Problem description –
Please update the listing below, replacing each "ytick-label" with "y-tick-label" and keeping all else unchanged.
### Supplied entries
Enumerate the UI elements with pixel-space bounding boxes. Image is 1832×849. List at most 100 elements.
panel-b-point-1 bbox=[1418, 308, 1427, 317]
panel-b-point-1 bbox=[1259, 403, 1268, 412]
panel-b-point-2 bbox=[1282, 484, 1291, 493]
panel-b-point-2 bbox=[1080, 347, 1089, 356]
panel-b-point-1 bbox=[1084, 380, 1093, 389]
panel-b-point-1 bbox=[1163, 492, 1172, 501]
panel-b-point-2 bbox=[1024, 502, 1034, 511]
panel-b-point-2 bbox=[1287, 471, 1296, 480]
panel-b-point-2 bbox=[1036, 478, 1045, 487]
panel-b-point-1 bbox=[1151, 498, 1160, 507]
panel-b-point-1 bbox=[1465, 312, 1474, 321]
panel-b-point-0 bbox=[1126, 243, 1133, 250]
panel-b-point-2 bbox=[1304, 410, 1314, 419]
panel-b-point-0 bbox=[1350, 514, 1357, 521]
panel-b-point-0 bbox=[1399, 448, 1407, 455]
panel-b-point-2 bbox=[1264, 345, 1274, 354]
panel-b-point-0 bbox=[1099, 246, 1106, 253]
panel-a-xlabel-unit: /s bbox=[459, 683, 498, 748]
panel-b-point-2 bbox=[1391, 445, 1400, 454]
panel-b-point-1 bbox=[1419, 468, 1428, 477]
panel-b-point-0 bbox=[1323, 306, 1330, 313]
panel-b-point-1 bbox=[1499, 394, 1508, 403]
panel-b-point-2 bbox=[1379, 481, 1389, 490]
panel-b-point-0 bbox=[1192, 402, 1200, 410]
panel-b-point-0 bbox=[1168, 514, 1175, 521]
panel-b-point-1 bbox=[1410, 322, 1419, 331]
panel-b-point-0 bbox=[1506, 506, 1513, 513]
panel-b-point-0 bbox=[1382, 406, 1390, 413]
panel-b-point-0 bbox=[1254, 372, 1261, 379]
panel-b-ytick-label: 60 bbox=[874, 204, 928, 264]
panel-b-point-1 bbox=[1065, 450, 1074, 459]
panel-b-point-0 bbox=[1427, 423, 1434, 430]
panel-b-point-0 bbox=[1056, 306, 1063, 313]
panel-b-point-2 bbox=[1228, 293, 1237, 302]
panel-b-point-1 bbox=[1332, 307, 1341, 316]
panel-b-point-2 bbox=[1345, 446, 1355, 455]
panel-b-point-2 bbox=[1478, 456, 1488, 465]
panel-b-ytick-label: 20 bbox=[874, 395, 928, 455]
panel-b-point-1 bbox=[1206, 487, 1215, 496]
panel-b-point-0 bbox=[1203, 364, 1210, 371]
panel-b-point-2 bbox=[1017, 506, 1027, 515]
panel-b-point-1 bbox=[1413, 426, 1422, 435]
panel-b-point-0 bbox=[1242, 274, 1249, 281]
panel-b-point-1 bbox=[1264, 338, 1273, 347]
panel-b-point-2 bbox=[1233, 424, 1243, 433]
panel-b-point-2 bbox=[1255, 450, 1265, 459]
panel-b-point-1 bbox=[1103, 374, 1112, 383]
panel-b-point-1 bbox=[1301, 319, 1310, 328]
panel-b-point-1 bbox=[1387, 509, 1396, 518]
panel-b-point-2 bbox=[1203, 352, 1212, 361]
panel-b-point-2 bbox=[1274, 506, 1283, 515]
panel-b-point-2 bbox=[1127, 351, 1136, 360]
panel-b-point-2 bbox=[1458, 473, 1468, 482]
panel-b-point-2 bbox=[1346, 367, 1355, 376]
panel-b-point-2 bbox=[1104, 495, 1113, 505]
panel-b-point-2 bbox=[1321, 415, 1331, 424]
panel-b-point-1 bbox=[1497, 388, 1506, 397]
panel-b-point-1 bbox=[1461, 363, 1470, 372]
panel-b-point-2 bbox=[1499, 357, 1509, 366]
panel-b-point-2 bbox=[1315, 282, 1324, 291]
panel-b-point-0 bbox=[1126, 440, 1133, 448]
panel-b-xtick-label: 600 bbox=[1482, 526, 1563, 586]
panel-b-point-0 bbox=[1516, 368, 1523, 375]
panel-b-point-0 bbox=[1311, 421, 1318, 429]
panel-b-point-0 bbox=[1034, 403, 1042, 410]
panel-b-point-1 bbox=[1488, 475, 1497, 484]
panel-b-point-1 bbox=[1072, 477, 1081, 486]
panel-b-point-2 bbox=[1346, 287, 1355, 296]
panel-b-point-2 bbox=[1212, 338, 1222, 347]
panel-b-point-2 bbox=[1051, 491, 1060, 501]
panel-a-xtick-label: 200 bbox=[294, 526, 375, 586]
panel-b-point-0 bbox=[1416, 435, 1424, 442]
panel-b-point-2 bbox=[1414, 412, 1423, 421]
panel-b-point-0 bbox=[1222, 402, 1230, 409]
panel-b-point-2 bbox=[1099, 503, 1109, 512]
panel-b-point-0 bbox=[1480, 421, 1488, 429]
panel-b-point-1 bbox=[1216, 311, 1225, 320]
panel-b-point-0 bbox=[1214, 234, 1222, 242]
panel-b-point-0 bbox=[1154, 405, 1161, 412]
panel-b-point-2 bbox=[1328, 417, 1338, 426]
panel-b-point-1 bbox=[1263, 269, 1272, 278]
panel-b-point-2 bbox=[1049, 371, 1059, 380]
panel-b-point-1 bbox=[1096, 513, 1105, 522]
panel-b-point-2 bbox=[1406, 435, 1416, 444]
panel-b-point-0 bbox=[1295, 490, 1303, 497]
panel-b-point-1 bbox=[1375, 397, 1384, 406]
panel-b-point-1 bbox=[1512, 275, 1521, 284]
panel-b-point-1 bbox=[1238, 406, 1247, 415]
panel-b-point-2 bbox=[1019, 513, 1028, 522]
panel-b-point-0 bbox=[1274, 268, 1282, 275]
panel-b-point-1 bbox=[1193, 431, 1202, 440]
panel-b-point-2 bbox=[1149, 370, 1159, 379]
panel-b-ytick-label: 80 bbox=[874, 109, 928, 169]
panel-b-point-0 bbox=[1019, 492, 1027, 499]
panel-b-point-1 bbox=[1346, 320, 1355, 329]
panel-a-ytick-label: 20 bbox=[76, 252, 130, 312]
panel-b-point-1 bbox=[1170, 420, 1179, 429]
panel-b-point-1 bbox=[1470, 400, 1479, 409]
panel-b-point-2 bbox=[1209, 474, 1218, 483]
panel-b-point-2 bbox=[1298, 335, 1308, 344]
######
In response –
Enumerate the UI elements with pixel-space bounding boxes. Image is 1832×849. List at most 100 elements.
panel-b-point-1 bbox=[1418, 308, 1427, 317]
panel-b-point-1 bbox=[1259, 403, 1268, 412]
panel-b-point-2 bbox=[1282, 484, 1291, 493]
panel-b-point-2 bbox=[1080, 347, 1089, 356]
panel-b-point-1 bbox=[1084, 380, 1093, 389]
panel-b-point-1 bbox=[1163, 492, 1172, 501]
panel-b-point-2 bbox=[1024, 502, 1034, 511]
panel-b-point-2 bbox=[1287, 471, 1296, 480]
panel-b-point-2 bbox=[1036, 478, 1045, 487]
panel-b-point-1 bbox=[1151, 498, 1160, 507]
panel-b-point-1 bbox=[1465, 312, 1474, 321]
panel-b-point-0 bbox=[1126, 243, 1133, 250]
panel-b-point-2 bbox=[1304, 410, 1314, 419]
panel-b-point-0 bbox=[1350, 514, 1357, 521]
panel-b-point-0 bbox=[1399, 448, 1407, 455]
panel-b-point-2 bbox=[1264, 345, 1274, 354]
panel-b-point-0 bbox=[1099, 246, 1106, 253]
panel-a-xlabel-unit: /s bbox=[459, 683, 498, 748]
panel-b-point-2 bbox=[1391, 445, 1400, 454]
panel-b-point-1 bbox=[1419, 468, 1428, 477]
panel-b-point-0 bbox=[1323, 306, 1330, 313]
panel-b-point-1 bbox=[1499, 394, 1508, 403]
panel-b-point-2 bbox=[1379, 481, 1389, 490]
panel-b-point-0 bbox=[1192, 402, 1200, 410]
panel-b-point-0 bbox=[1168, 514, 1175, 521]
panel-b-point-1 bbox=[1410, 322, 1419, 331]
panel-b-point-0 bbox=[1506, 506, 1513, 513]
panel-b-point-0 bbox=[1382, 406, 1390, 413]
panel-b-point-0 bbox=[1254, 372, 1261, 379]
panel-b-y-tick-label: 60 bbox=[874, 204, 928, 264]
panel-b-point-1 bbox=[1065, 450, 1074, 459]
panel-b-point-0 bbox=[1427, 423, 1434, 430]
panel-b-point-0 bbox=[1056, 306, 1063, 313]
panel-b-point-2 bbox=[1228, 293, 1237, 302]
panel-b-point-1 bbox=[1332, 307, 1341, 316]
panel-b-point-2 bbox=[1345, 446, 1355, 455]
panel-b-point-2 bbox=[1478, 456, 1488, 465]
panel-b-y-tick-label: 20 bbox=[874, 395, 928, 455]
panel-b-point-1 bbox=[1206, 487, 1215, 496]
panel-b-point-0 bbox=[1203, 364, 1210, 371]
panel-b-point-2 bbox=[1017, 506, 1027, 515]
panel-b-point-1 bbox=[1413, 426, 1422, 435]
panel-b-point-0 bbox=[1242, 274, 1249, 281]
panel-b-point-1 bbox=[1264, 338, 1273, 347]
panel-b-point-2 bbox=[1233, 424, 1243, 433]
panel-b-point-2 bbox=[1255, 450, 1265, 459]
panel-b-point-1 bbox=[1103, 374, 1112, 383]
panel-b-point-1 bbox=[1301, 319, 1310, 328]
panel-b-point-1 bbox=[1387, 509, 1396, 518]
panel-b-point-2 bbox=[1203, 352, 1212, 361]
panel-b-point-2 bbox=[1274, 506, 1283, 515]
panel-b-point-2 bbox=[1127, 351, 1136, 360]
panel-b-point-2 bbox=[1458, 473, 1468, 482]
panel-b-point-2 bbox=[1346, 367, 1355, 376]
panel-b-point-2 bbox=[1104, 495, 1113, 505]
panel-b-point-2 bbox=[1321, 415, 1331, 424]
panel-b-point-1 bbox=[1497, 388, 1506, 397]
panel-b-point-1 bbox=[1461, 363, 1470, 372]
panel-b-point-2 bbox=[1499, 357, 1509, 366]
panel-b-point-2 bbox=[1315, 282, 1324, 291]
panel-b-point-0 bbox=[1126, 440, 1133, 448]
panel-b-xtick-label: 600 bbox=[1482, 526, 1563, 586]
panel-b-point-0 bbox=[1516, 368, 1523, 375]
panel-b-point-0 bbox=[1311, 421, 1318, 429]
panel-b-point-0 bbox=[1034, 403, 1042, 410]
panel-b-point-1 bbox=[1488, 475, 1497, 484]
panel-b-point-1 bbox=[1072, 477, 1081, 486]
panel-b-point-2 bbox=[1346, 287, 1355, 296]
panel-b-point-2 bbox=[1212, 338, 1222, 347]
panel-b-point-2 bbox=[1051, 491, 1060, 501]
panel-a-xtick-label: 200 bbox=[294, 526, 375, 586]
panel-b-point-0 bbox=[1416, 435, 1424, 442]
panel-b-point-2 bbox=[1414, 412, 1423, 421]
panel-b-point-0 bbox=[1222, 402, 1230, 409]
panel-b-point-2 bbox=[1099, 503, 1109, 512]
panel-b-point-0 bbox=[1480, 421, 1488, 429]
panel-b-point-1 bbox=[1216, 311, 1225, 320]
panel-b-point-0 bbox=[1214, 234, 1222, 242]
panel-b-point-0 bbox=[1154, 405, 1161, 412]
panel-b-point-2 bbox=[1328, 417, 1338, 426]
panel-b-point-1 bbox=[1263, 269, 1272, 278]
panel-b-point-2 bbox=[1049, 371, 1059, 380]
panel-b-point-1 bbox=[1096, 513, 1105, 522]
panel-b-point-2 bbox=[1406, 435, 1416, 444]
panel-b-point-0 bbox=[1295, 490, 1303, 497]
panel-b-point-1 bbox=[1375, 397, 1384, 406]
panel-b-point-1 bbox=[1512, 275, 1521, 284]
panel-b-point-1 bbox=[1238, 406, 1247, 415]
panel-b-point-2 bbox=[1019, 513, 1028, 522]
panel-b-point-0 bbox=[1274, 268, 1282, 275]
panel-b-point-1 bbox=[1193, 431, 1202, 440]
panel-b-point-2 bbox=[1149, 370, 1159, 379]
panel-b-y-tick-label: 80 bbox=[874, 109, 928, 169]
panel-b-point-0 bbox=[1019, 492, 1027, 499]
panel-b-point-1 bbox=[1346, 320, 1355, 329]
panel-a-y-tick-label: 20 bbox=[76, 252, 130, 312]
panel-b-point-1 bbox=[1170, 420, 1179, 429]
panel-b-point-1 bbox=[1470, 400, 1479, 409]
panel-b-point-2 bbox=[1209, 474, 1218, 483]
panel-b-point-2 bbox=[1298, 335, 1308, 344]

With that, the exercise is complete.